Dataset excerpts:
☆ ☆ ☆ ☆ ☆ ☆ ☆

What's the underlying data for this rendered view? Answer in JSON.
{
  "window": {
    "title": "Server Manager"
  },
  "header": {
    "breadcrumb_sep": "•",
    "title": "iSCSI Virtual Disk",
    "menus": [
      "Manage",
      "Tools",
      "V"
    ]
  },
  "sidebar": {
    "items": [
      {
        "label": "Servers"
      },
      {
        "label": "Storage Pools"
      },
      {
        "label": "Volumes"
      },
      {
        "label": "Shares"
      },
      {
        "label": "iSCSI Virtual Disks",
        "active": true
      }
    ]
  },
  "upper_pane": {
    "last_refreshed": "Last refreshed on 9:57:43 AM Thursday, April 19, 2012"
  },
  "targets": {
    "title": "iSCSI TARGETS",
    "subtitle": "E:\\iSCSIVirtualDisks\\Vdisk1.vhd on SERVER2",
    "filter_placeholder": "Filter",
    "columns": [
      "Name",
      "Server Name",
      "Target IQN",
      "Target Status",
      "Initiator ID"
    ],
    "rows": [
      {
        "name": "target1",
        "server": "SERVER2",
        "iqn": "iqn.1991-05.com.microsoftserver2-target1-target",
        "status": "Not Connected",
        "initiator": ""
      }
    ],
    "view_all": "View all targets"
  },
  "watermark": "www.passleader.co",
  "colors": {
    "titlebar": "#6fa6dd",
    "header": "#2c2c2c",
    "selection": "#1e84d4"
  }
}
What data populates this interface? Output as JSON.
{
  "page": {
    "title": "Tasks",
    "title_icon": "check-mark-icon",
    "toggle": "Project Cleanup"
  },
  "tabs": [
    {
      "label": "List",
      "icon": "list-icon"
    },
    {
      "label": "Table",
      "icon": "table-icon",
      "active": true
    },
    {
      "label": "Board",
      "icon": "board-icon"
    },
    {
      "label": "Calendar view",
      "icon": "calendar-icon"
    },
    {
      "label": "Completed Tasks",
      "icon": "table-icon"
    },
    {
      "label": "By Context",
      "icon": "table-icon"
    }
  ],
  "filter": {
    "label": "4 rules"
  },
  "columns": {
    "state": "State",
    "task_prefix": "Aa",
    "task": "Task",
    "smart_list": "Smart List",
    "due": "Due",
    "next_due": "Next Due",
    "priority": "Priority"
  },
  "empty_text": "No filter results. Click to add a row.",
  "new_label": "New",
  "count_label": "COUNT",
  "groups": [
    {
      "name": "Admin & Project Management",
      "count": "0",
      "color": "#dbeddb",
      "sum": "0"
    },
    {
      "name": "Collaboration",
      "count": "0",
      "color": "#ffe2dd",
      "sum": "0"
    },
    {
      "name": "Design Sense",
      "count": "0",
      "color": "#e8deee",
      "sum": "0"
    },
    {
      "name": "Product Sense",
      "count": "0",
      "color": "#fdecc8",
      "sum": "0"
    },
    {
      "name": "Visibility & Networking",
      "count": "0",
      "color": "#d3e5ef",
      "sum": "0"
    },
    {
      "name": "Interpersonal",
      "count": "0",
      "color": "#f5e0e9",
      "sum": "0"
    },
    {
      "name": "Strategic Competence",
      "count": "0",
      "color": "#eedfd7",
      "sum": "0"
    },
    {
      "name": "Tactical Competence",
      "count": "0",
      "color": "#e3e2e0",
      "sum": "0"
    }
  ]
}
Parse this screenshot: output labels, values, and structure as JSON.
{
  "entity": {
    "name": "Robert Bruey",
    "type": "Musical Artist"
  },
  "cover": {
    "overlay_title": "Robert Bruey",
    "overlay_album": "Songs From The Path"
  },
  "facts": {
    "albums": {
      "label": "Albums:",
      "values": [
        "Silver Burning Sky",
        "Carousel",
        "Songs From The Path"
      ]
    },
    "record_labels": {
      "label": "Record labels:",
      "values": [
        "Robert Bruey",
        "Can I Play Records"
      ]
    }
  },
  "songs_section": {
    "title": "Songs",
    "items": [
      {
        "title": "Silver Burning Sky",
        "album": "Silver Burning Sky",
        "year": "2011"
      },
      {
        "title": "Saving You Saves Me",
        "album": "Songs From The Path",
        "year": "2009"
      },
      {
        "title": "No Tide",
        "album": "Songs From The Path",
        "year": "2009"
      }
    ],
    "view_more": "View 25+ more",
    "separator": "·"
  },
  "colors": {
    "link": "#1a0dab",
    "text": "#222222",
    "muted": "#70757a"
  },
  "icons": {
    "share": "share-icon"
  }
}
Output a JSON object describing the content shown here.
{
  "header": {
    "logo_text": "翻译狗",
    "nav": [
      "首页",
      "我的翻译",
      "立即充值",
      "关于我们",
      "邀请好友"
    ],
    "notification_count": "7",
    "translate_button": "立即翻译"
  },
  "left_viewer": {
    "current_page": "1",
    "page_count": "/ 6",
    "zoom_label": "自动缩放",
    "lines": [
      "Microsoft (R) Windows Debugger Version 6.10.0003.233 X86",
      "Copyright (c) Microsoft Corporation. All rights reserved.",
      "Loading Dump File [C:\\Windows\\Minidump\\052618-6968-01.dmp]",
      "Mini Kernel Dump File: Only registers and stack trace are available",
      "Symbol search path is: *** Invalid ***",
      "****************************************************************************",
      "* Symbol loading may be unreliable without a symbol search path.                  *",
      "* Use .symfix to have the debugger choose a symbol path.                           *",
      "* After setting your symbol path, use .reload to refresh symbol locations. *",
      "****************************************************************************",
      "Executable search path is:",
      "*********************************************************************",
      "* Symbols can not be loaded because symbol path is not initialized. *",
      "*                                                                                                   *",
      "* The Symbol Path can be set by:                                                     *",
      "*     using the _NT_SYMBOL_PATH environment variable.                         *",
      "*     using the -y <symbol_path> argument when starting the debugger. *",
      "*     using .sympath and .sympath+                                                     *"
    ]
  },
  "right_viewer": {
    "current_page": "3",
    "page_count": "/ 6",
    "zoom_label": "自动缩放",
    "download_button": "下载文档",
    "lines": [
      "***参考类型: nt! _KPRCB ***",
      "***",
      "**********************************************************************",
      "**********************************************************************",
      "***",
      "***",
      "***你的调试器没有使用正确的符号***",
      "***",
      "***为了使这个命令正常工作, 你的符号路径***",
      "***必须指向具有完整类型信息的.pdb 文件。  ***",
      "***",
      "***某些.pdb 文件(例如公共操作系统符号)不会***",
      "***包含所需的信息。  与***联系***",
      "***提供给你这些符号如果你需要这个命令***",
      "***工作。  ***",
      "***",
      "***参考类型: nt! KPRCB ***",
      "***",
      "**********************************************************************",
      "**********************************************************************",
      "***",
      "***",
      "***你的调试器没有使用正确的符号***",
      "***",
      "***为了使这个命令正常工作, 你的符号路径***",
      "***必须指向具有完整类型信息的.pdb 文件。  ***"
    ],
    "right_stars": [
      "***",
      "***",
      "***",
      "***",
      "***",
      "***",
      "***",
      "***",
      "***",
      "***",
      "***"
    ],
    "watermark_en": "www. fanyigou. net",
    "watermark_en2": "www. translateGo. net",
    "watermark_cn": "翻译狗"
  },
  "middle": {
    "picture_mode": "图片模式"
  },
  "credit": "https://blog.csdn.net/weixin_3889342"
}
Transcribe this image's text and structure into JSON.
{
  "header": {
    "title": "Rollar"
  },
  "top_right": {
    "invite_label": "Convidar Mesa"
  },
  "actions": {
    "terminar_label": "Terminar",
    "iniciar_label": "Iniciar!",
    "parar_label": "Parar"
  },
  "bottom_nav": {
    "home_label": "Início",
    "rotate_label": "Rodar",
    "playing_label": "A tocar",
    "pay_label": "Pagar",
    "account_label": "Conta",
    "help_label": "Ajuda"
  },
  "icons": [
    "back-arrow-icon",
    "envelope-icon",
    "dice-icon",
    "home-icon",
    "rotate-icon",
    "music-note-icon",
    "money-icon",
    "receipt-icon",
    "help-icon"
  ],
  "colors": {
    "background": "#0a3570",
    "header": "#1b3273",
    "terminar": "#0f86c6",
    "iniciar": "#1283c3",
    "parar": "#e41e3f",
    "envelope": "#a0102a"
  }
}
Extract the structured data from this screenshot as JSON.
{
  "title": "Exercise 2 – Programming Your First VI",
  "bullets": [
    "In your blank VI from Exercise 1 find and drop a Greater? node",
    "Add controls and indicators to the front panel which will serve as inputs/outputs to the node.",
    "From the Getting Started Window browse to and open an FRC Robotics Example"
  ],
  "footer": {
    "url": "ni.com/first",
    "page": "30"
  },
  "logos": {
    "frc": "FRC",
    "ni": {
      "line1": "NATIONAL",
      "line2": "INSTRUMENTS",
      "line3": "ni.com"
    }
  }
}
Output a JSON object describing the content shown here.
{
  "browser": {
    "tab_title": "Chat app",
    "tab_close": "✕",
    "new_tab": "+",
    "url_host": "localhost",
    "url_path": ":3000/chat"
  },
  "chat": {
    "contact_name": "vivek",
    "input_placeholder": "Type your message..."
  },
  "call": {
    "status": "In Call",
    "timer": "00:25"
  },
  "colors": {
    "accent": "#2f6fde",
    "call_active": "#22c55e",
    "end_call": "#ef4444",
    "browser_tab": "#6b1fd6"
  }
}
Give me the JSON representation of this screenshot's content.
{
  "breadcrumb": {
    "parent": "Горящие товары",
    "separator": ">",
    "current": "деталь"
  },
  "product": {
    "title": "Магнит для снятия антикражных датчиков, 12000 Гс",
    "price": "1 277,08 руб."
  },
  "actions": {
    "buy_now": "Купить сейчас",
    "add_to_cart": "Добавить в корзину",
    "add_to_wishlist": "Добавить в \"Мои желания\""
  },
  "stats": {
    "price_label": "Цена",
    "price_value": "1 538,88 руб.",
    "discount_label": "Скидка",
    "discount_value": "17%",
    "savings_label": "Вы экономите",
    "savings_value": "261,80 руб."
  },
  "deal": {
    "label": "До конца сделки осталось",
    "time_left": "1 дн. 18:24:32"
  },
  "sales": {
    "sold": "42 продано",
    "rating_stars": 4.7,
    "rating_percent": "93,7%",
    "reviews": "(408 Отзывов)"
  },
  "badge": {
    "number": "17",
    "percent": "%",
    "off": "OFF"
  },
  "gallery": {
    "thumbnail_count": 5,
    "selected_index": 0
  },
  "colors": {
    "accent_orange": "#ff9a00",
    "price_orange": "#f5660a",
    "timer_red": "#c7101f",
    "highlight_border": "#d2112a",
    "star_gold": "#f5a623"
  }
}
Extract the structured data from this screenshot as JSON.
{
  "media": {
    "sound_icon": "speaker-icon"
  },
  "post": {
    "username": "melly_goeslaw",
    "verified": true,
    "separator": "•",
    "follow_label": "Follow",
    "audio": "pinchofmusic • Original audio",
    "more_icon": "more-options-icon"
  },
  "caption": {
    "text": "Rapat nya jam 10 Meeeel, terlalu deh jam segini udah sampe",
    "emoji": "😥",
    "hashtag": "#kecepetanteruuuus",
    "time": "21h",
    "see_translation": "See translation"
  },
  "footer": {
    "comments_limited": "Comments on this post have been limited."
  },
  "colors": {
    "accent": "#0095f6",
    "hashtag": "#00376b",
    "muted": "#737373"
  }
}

☆ ☆ ☆ ☆ ☆ ☆ ☆

Across the entries, how many lines hold the word "Project"? Say only the number.

- **Problem solution**: 2